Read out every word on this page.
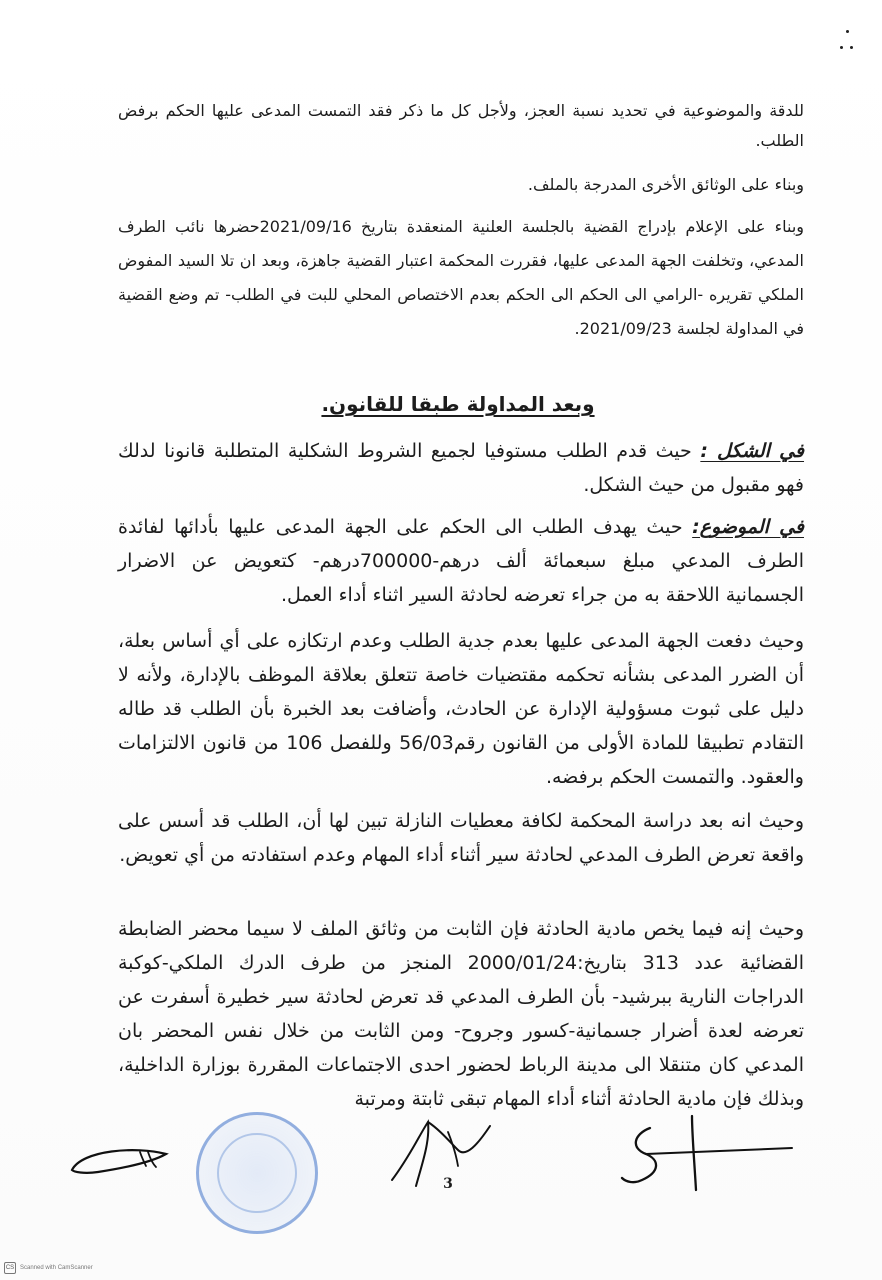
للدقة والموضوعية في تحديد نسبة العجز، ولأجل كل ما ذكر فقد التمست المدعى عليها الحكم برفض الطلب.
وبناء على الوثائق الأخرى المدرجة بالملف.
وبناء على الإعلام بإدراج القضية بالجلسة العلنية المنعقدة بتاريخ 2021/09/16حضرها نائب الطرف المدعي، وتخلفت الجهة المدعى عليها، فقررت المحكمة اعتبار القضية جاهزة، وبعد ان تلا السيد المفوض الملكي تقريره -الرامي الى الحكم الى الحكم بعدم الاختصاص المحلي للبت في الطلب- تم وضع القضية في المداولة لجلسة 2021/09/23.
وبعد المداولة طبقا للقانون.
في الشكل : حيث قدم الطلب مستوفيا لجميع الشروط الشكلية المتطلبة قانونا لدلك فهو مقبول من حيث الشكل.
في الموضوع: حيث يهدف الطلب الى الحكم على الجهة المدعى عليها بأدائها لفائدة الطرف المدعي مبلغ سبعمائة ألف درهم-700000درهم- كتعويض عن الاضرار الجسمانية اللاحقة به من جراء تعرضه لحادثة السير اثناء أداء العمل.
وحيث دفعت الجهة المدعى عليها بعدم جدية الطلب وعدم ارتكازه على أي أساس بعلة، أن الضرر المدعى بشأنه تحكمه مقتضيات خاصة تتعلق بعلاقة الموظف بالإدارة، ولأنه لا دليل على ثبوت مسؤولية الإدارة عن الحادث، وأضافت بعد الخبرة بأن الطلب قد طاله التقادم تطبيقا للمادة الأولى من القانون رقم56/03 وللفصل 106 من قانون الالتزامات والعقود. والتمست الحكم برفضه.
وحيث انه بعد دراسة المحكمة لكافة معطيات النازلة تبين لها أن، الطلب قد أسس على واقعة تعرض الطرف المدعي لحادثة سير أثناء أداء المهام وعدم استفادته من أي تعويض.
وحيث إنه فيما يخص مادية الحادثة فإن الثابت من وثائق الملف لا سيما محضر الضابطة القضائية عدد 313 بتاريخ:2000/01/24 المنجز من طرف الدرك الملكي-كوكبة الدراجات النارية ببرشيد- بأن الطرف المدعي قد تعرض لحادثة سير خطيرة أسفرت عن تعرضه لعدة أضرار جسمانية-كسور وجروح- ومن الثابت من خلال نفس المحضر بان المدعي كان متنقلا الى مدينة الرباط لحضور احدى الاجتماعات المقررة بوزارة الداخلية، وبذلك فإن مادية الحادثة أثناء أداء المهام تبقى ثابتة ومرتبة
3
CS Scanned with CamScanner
++++++++++++++++++++
● **Objective**: Make an exact copy of every entry above, minus the images.

● **Exercise response**:
Read out every word on this page.
للدقة والموضوعية في تحديد نسبة العجز، ولأجل كل ما ذكر فقد التمست المدعى عليها الحكم برفض الطلب.
وبناء على الوثائق الأخرى المدرجة بالملف.
وبناء على الإعلام بإدراج القضية بالجلسة العلنية المنعقدة بتاريخ 2021/09/16حضرها نائب الطرف المدعي، وتخلفت الجهة المدعى عليها، فقررت المحكمة اعتبار القضية جاهزة، وبعد ان تلا السيد المفوض الملكي تقريره -الرامي الى الحكم الى الحكم بعدم الاختصاص المحلي للبت في الطلب- تم وضع القضية في المداولة لجلسة 2021/09/23.
وبعد المداولة طبقا للقانون.
في الشكل : حيث قدم الطلب مستوفيا لجميع الشروط الشكلية المتطلبة قانونا لدلك فهو مقبول من حيث الشكل.
في الموضوع: حيث يهدف الطلب الى الحكم على الجهة المدعى عليها بأدائها لفائدة الطرف المدعي مبلغ سبعمائة ألف درهم-700000درهم- كتعويض عن الاضرار الجسمانية اللاحقة به من جراء تعرضه لحادثة السير اثناء أداء العمل.
وحيث دفعت الجهة المدعى عليها بعدم جدية الطلب وعدم ارتكازه على أي أساس بعلة، أن الضرر المدعى بشأنه تحكمه مقتضيات خاصة تتعلق بعلاقة الموظف بالإدارة، ولأنه لا دليل على ثبوت مسؤولية الإدارة عن الحادث، وأضافت بعد الخبرة بأن الطلب قد طاله التقادم تطبيقا للمادة الأولى من القانون رقم56/03 وللفصل 106 من قانون الالتزامات والعقود. والتمست الحكم برفضه.
وحيث انه بعد دراسة المحكمة لكافة معطيات النازلة تبين لها أن، الطلب قد أسس على واقعة تعرض الطرف المدعي لحادثة سير أثناء أداء المهام وعدم استفادته من أي تعويض.
وحيث إنه فيما يخص مادية الحادثة فإن الثابت من وثائق الملف لا سيما محضر الضابطة القضائية عدد 313 بتاريخ:2000/01/24 المنجز من طرف الدرك الملكي-كوكبة الدراجات النارية ببرشيد- بأن الطرف المدعي قد تعرض لحادثة سير خطيرة أسفرت عن تعرضه لعدة أضرار جسمانية-كسور وجروح- ومن الثابت من خلال نفس المحضر بان المدعي كان متنقلا الى مدينة الرباط لحضور احدى الاجتماعات المقررة بوزارة الداخلية، وبذلك فإن مادية الحادثة أثناء أداء المهام تبقى ثابتة ومرتبة
3
CS Scanned with CamScanner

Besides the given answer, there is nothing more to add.